Work to do
Take the listing and print it in full, exactly as given.

Data for processing
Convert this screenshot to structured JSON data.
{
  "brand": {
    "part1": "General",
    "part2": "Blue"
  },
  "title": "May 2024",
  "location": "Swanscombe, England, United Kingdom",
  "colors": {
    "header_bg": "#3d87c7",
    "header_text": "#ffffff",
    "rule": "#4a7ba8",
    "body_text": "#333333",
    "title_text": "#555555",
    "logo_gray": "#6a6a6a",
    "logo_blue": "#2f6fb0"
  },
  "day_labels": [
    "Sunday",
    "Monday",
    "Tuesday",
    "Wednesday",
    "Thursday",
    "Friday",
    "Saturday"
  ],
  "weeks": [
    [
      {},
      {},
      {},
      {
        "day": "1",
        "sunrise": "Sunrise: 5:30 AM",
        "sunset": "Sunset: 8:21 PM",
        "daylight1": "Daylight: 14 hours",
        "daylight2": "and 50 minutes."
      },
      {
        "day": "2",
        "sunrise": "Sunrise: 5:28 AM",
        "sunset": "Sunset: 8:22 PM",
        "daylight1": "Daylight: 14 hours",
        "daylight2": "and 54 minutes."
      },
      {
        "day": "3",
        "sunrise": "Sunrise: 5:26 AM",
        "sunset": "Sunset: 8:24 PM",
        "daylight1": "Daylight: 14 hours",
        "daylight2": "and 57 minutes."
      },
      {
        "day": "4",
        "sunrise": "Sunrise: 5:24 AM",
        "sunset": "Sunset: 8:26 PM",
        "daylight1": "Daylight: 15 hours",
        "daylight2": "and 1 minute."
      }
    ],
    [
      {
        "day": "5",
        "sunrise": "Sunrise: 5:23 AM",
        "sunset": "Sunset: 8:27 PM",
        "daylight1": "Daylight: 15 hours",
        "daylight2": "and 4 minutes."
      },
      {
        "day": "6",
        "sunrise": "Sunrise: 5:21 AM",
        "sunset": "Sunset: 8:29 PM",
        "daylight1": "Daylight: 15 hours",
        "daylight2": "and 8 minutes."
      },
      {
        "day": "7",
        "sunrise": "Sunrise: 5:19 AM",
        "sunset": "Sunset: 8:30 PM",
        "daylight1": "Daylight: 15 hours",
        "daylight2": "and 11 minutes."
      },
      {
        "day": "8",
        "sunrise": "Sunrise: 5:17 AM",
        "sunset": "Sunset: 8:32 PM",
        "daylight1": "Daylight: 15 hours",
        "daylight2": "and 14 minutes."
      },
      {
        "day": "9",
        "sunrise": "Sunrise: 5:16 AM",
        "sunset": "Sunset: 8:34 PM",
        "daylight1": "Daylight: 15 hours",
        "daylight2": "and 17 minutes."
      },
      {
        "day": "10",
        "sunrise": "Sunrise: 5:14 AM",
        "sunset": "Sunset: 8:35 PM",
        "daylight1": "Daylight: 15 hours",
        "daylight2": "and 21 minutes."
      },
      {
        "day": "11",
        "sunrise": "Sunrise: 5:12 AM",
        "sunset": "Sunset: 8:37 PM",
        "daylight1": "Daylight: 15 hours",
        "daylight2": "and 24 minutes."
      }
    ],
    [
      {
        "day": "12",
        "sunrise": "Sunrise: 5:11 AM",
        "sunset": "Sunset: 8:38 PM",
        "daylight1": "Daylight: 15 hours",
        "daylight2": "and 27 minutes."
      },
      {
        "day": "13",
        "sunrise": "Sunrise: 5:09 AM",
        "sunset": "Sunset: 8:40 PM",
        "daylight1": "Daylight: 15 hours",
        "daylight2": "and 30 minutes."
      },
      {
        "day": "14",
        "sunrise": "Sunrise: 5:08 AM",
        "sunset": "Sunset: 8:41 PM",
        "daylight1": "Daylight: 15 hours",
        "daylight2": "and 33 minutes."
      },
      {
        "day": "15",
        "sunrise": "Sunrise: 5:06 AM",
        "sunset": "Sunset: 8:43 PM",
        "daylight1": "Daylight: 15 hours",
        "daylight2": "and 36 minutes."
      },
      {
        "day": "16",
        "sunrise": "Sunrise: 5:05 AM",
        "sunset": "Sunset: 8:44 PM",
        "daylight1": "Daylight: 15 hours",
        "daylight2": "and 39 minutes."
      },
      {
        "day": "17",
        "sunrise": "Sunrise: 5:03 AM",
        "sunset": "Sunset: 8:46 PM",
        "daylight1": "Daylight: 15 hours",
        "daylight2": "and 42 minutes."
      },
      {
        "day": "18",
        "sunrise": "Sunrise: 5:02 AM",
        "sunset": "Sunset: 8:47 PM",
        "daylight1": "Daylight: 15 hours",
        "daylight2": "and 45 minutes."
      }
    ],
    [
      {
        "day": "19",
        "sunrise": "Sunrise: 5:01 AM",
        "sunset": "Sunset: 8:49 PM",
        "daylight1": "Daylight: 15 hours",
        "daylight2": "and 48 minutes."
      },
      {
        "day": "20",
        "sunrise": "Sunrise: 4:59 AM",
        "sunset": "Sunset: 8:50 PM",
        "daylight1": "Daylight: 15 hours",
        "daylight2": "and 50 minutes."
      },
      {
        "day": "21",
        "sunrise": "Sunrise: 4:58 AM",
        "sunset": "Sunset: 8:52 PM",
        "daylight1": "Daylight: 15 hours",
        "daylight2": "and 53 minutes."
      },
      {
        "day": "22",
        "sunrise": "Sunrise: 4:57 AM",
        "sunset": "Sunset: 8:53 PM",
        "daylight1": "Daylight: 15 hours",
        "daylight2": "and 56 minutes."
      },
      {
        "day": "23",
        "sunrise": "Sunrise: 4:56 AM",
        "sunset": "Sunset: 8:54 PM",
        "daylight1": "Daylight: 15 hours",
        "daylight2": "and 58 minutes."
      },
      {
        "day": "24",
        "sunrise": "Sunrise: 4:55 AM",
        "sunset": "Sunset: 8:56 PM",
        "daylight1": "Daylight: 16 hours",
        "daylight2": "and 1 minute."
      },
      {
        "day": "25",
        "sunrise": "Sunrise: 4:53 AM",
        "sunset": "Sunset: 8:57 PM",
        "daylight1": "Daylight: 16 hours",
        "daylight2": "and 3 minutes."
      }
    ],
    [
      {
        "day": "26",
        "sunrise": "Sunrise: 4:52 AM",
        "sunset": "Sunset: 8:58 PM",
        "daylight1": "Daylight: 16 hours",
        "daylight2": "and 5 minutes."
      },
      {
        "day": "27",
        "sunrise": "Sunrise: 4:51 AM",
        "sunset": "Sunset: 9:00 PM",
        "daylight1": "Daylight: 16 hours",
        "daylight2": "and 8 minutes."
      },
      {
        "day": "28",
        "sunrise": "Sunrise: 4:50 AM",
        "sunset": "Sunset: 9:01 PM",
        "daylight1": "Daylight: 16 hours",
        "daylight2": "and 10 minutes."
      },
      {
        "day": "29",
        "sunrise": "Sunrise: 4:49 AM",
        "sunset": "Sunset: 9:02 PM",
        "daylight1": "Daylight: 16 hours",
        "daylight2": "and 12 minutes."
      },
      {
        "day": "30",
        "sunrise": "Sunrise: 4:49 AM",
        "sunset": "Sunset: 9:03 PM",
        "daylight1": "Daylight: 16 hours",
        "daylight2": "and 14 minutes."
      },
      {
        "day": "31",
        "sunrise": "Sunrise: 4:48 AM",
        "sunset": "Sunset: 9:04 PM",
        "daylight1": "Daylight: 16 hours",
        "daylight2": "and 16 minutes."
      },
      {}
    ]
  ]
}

Solution
Convert this screenshot to structured JSON data.
{
  "brand": {
    "part1": "General",
    "part2": "Blue"
  },
  "title": "May 2024",
  "location": "Swanscombe, England, United Kingdom",
  "colors": {
    "header_bg": "#3d87c7",
    "header_text": "#ffffff",
    "rule": "#4a7ba8",
    "body_text": "#333333",
    "title_text": "#555555",
    "logo_gray": "#6a6a6a",
    "logo_blue": "#2f6fb0"
  },
  "day_labels": [
    "Sunday",
    "Monday",
    "Tuesday",
    "Wednesday",
    "Thursday",
    "Friday",
    "Saturday"
  ],
  "weeks": [
    [
      {},
      {},
      {},
      {
        "day": "1",
        "sunrise": "Sunrise: 5:30 AM",
        "sunset": "Sunset: 8:21 PM",
        "daylight1": "Daylight: 14 hours",
        "daylight2": "and 50 minutes."
      },
      {
        "day": "2",
        "sunrise": "Sunrise: 5:28 AM",
        "sunset": "Sunset: 8:22 PM",
        "daylight1": "Daylight: 14 hours",
        "daylight2": "and 54 minutes."
      },
      {
        "day": "3",
        "sunrise": "Sunrise: 5:26 AM",
        "sunset": "Sunset: 8:24 PM",
        "daylight1": "Daylight: 14 hours",
        "daylight2": "and 57 minutes."
      },
      {
        "day": "4",
        "sunrise": "Sunrise: 5:24 AM",
        "sunset": "Sunset: 8:26 PM",
        "daylight1": "Daylight: 15 hours",
        "daylight2": "and 1 minute."
      }
    ],
    [
      {
        "day": "5",
        "sunrise": "Sunrise: 5:23 AM",
        "sunset": "Sunset: 8:27 PM",
        "daylight1": "Daylight: 15 hours",
        "daylight2": "and 4 minutes."
      },
      {
        "day": "6",
        "sunrise": "Sunrise: 5:21 AM",
        "sunset": "Sunset: 8:29 PM",
        "daylight1": "Daylight: 15 hours",
        "daylight2": "and 8 minutes."
      },
      {
        "day": "7",
        "sunrise": "Sunrise: 5:19 AM",
        "sunset": "Sunset: 8:30 PM",
        "daylight1": "Daylight: 15 hours",
        "daylight2": "and 11 minutes."
      },
      {
        "day": "8",
        "sunrise": "Sunrise: 5:17 AM",
        "sunset": "Sunset: 8:32 PM",
        "daylight1": "Daylight: 15 hours",
        "daylight2": "and 14 minutes."
      },
      {
        "day": "9",
        "sunrise": "Sunrise: 5:16 AM",
        "sunset": "Sunset: 8:34 PM",
        "daylight1": "Daylight: 15 hours",
        "daylight2": "and 17 minutes."
      },
      {
        "day": "10",
        "sunrise": "Sunrise: 5:14 AM",
        "sunset": "Sunset: 8:35 PM",
        "daylight1": "Daylight: 15 hours",
        "daylight2": "and 21 minutes."
      },
      {
        "day": "11",
        "sunrise": "Sunrise: 5:12 AM",
        "sunset": "Sunset: 8:37 PM",
        "daylight1": "Daylight: 15 hours",
        "daylight2": "and 24 minutes."
      }
    ],
    [
      {
        "day": "12",
        "sunrise": "Sunrise: 5:11 AM",
        "sunset": "Sunset: 8:38 PM",
        "daylight1": "Daylight: 15 hours",
        "daylight2": "and 27 minutes."
      },
      {
        "day": "13",
        "sunrise": "Sunrise: 5:09 AM",
        "sunset": "Sunset: 8:40 PM",
        "daylight1": "Daylight: 15 hours",
        "daylight2": "and 30 minutes."
      },
      {
        "day": "14",
        "sunrise": "Sunrise: 5:08 AM",
        "sunset": "Sunset: 8:41 PM",
        "daylight1": "Daylight: 15 hours",
        "daylight2": "and 33 minutes."
      },
      {
        "day": "15",
        "sunrise": "Sunrise: 5:06 AM",
        "sunset": "Sunset: 8:43 PM",
        "daylight1": "Daylight: 15 hours",
        "daylight2": "and 36 minutes."
      },
      {
        "day": "16",
        "sunrise": "Sunrise: 5:05 AM",
        "sunset": "Sunset: 8:44 PM",
        "daylight1": "Daylight: 15 hours",
        "daylight2": "and 39 minutes."
      },
      {
        "day": "17",
        "sunrise": "Sunrise: 5:03 AM",
        "sunset": "Sunset: 8:46 PM",
        "daylight1": "Daylight: 15 hours",
        "daylight2": "and 42 minutes."
      },
      {
        "day": "18",
        "sunrise": "Sunrise: 5:02 AM",
        "sunset": "Sunset: 8:47 PM",
        "daylight1": "Daylight: 15 hours",
        "daylight2": "and 45 minutes."
      }
    ],
    [
      {
        "day": "19",
        "sunrise": "Sunrise: 5:01 AM",
        "sunset": "Sunset: 8:49 PM",
        "daylight1": "Daylight: 15 hours",
        "daylight2": "and 48 minutes."
      },
      {
        "day": "20",
        "sunrise": "Sunrise: 4:59 AM",
        "sunset": "Sunset: 8:50 PM",
        "daylight1": "Daylight: 15 hours",
        "daylight2": "and 50 minutes."
      },
      {
        "day": "21",
        "sunrise": "Sunrise: 4:58 AM",
        "sunset": "Sunset: 8:52 PM",
        "daylight1": "Daylight: 15 hours",
        "daylight2": "and 53 minutes."
      },
      {
        "day": "22",
        "sunrise": "Sunrise: 4:57 AM",
        "sunset": "Sunset: 8:53 PM",
        "daylight1": "Daylight: 15 hours",
        "daylight2": "and 56 minutes."
      },
      {
        "day": "23",
        "sunrise": "Sunrise: 4:56 AM",
        "sunset": "Sunset: 8:54 PM",
        "daylight1": "Daylight: 15 hours",
        "daylight2": "and 58 minutes."
      },
      {
        "day": "24",
        "sunrise": "Sunrise: 4:55 AM",
        "sunset": "Sunset: 8:56 PM",
        "daylight1": "Daylight: 16 hours",
        "daylight2": "and 1 minute."
      },
      {
        "day": "25",
        "sunrise": "Sunrise: 4:53 AM",
        "sunset": "Sunset: 8:57 PM",
        "daylight1": "Daylight: 16 hours",
        "daylight2": "and 3 minutes."
      }
    ],
    [
      {
        "day": "26",
        "sunrise": "Sunrise: 4:52 AM",
        "sunset": "Sunset: 8:58 PM",
        "daylight1": "Daylight: 16 hours",
        "daylight2": "and 5 minutes."
      },
      {
        "day": "27",
        "sunrise": "Sunrise: 4:51 AM",
        "sunset": "Sunset: 9:00 PM",
        "daylight1": "Daylight: 16 hours",
        "daylight2": "and 8 minutes."
      },
      {
        "day": "28",
        "sunrise": "Sunrise: 4:50 AM",
        "sunset": "Sunset: 9:01 PM",
        "daylight1": "Daylight: 16 hours",
        "daylight2": "and 10 minutes."
      },
      {
        "day": "29",
        "sunrise": "Sunrise: 4:49 AM",
        "sunset": "Sunset: 9:02 PM",
        "daylight1": "Daylight: 16 hours",
        "daylight2": "and 12 minutes."
      },
      {
        "day": "30",
        "sunrise": "Sunrise: 4:49 AM",
        "sunset": "Sunset: 9:03 PM",
        "daylight1": "Daylight: 16 hours",
        "daylight2": "and 14 minutes."
      },
      {
        "day": "31",
        "sunrise": "Sunrise: 4:48 AM",
        "sunset": "Sunset: 9:04 PM",
        "daylight1": "Daylight: 16 hours",
        "daylight2": "and 16 minutes."
      },
      {}
    ]
  ]
}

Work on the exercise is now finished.